Items from a data source:

<<<<

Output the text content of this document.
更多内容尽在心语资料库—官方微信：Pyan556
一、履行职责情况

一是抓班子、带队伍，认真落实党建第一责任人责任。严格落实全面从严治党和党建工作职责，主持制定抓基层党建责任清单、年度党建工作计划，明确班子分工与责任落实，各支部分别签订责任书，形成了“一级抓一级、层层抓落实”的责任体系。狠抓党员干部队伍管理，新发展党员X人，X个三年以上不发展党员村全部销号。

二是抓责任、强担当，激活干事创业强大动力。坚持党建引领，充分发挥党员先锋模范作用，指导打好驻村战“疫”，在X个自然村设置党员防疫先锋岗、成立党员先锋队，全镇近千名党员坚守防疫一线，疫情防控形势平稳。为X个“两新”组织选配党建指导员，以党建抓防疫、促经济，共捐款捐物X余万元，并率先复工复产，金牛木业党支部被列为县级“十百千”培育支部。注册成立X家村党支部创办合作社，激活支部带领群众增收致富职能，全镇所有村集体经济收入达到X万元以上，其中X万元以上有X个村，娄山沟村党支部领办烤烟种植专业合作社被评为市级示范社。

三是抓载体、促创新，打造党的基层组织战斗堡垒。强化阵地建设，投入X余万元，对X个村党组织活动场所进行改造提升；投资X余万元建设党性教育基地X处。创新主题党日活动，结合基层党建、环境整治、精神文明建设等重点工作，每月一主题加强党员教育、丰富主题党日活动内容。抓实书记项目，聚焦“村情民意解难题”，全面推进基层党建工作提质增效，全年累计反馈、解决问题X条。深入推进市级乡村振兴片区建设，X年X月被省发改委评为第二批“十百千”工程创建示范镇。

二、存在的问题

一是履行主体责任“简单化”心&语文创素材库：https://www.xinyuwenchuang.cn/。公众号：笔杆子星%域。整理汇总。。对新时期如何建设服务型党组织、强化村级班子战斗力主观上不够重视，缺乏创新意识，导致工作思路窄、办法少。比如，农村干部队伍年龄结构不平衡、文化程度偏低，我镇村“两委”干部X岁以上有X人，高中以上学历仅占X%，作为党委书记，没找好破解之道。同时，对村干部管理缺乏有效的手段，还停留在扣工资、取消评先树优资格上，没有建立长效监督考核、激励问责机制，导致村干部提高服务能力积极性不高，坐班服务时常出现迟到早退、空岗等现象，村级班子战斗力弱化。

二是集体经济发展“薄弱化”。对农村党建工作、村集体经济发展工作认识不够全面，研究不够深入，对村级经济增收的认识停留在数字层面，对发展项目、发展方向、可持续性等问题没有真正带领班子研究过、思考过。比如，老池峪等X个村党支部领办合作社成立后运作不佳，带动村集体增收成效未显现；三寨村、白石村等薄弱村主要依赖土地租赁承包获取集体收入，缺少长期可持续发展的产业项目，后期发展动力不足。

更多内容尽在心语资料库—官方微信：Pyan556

>>>>
<<<<

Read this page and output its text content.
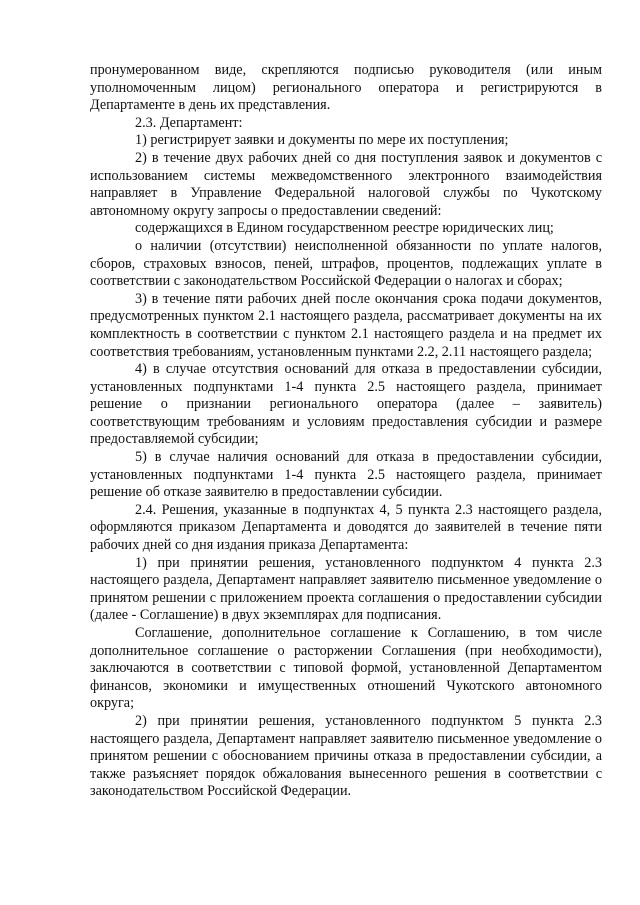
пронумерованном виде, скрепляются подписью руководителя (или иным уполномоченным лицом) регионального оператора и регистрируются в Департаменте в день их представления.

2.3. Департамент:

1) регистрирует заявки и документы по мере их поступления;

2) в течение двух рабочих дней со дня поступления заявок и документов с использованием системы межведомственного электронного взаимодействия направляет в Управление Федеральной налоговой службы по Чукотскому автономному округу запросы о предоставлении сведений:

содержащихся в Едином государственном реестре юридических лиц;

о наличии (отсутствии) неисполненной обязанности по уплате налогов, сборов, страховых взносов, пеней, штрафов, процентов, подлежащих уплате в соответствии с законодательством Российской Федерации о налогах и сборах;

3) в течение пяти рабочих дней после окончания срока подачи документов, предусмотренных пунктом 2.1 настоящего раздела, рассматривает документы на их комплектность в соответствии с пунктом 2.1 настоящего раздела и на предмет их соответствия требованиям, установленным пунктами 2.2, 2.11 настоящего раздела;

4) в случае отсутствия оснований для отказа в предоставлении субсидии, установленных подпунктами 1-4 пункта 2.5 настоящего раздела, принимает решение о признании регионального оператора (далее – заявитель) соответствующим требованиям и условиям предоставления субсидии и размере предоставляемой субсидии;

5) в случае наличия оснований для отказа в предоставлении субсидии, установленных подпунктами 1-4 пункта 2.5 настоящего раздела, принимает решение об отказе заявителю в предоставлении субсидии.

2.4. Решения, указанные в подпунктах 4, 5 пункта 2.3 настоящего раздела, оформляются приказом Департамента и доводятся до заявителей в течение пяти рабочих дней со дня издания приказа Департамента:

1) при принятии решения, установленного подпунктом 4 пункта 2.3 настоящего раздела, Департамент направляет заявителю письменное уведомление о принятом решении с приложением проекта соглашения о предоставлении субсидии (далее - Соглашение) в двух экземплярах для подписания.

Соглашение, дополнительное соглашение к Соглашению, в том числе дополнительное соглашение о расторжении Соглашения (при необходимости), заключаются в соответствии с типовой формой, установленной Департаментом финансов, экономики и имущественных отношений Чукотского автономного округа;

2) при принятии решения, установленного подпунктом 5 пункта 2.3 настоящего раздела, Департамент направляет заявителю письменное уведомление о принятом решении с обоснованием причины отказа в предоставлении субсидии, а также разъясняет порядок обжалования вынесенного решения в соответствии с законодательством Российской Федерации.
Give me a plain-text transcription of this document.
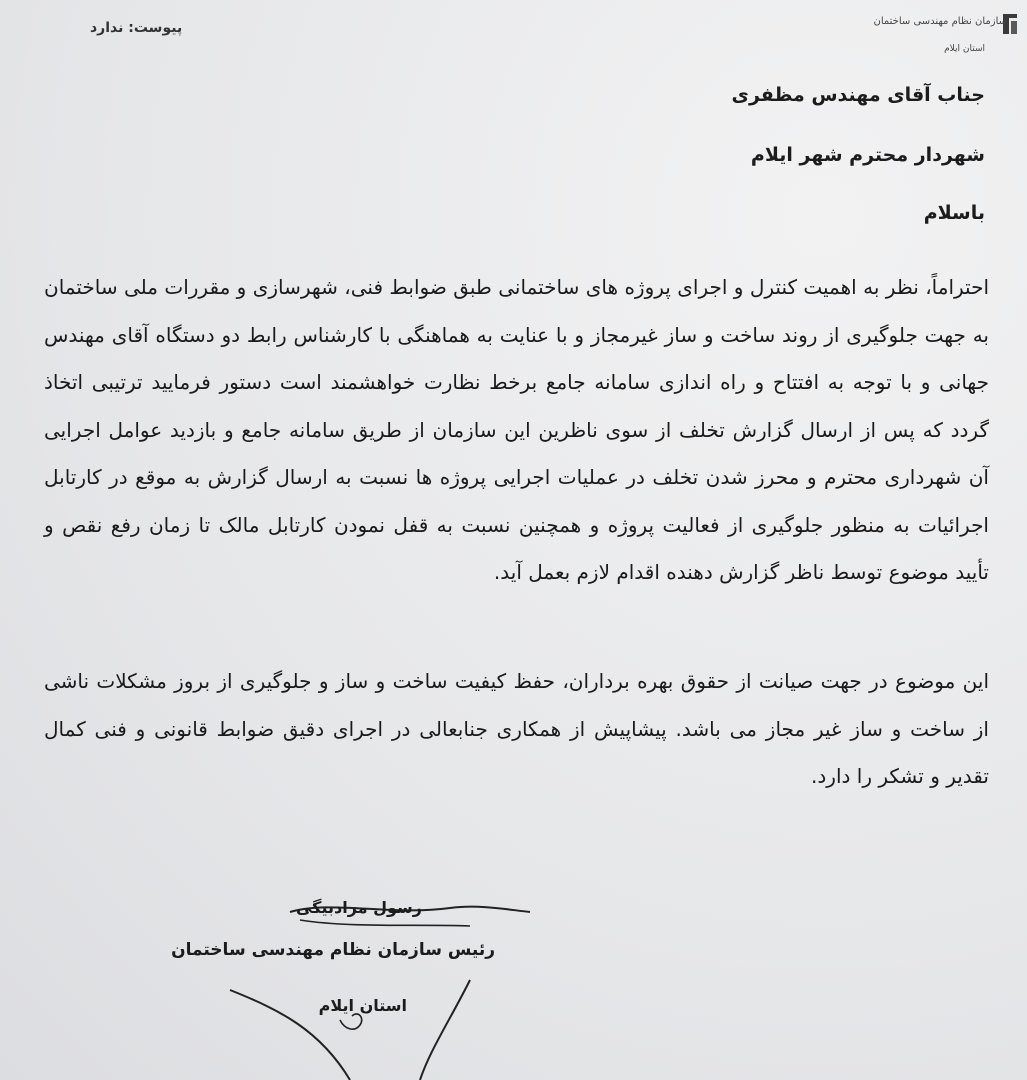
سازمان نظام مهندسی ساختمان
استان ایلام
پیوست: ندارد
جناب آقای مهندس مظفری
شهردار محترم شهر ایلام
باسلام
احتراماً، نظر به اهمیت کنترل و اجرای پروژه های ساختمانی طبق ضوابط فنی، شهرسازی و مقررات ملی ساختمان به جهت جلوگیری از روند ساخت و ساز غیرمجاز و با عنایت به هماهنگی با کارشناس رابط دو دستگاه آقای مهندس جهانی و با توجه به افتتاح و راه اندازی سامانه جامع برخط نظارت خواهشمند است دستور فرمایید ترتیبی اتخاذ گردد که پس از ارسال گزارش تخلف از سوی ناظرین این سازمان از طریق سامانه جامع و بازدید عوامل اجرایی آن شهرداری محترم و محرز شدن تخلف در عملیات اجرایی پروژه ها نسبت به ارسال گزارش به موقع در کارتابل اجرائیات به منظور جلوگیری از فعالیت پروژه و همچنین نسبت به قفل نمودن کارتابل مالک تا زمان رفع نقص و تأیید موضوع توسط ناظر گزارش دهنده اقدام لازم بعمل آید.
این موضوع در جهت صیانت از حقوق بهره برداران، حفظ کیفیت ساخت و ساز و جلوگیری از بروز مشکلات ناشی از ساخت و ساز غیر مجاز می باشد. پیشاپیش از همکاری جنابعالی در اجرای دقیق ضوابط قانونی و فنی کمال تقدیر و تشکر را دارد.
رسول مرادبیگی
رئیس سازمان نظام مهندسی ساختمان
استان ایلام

>>>>

Return all the lines that contain the string "موضوع".

Correct output |
احتراماً، نظر به اهمیت کنترل و اجرای پروژه های ساختمانی طبق ضوابط فنی، شهرسازی و مقررات ملی ساختمان به جهت جلوگیری از روند ساخت و ساز غیرمجاز و با عنایت به هماهنگی با کارشناس رابط دو دستگاه آقای مهندس جهانی و با توجه به افتتاح و راه اندازی سامانه جامع برخط نظارت خواهشمند است دستور فرمایید ترتیبی اتخاذ گردد که پس از ارسال گزارش تخلف از سوی ناظرین این سازمان از طریق سامانه جامع و بازدید عوامل اجرایی آن شهرداری محترم و محرز شدن تخلف در عملیات اجرایی پروژه ها نسبت به ارسال گزارش به موقع در کارتابل اجرائیات به منظور جلوگیری از فعالیت پروژه و همچنین نسبت به قفل نمودن کارتابل مالک تا زمان رفع نقص و تأیید موضوع توسط ناظر گزارش دهنده اقدام لازم بعمل آید.
این موضوع در جهت صیانت از حقوق بهره برداران، حفظ کیفیت ساخت و ساز و جلوگیری از بروز مشکلات ناشی از ساخت و ساز غیر مجاز می باشد. پیشاپیش از همکاری جنابعالی در اجرای دقیق ضوابط قانونی و فنی کمال تقدیر و تشکر را دارد.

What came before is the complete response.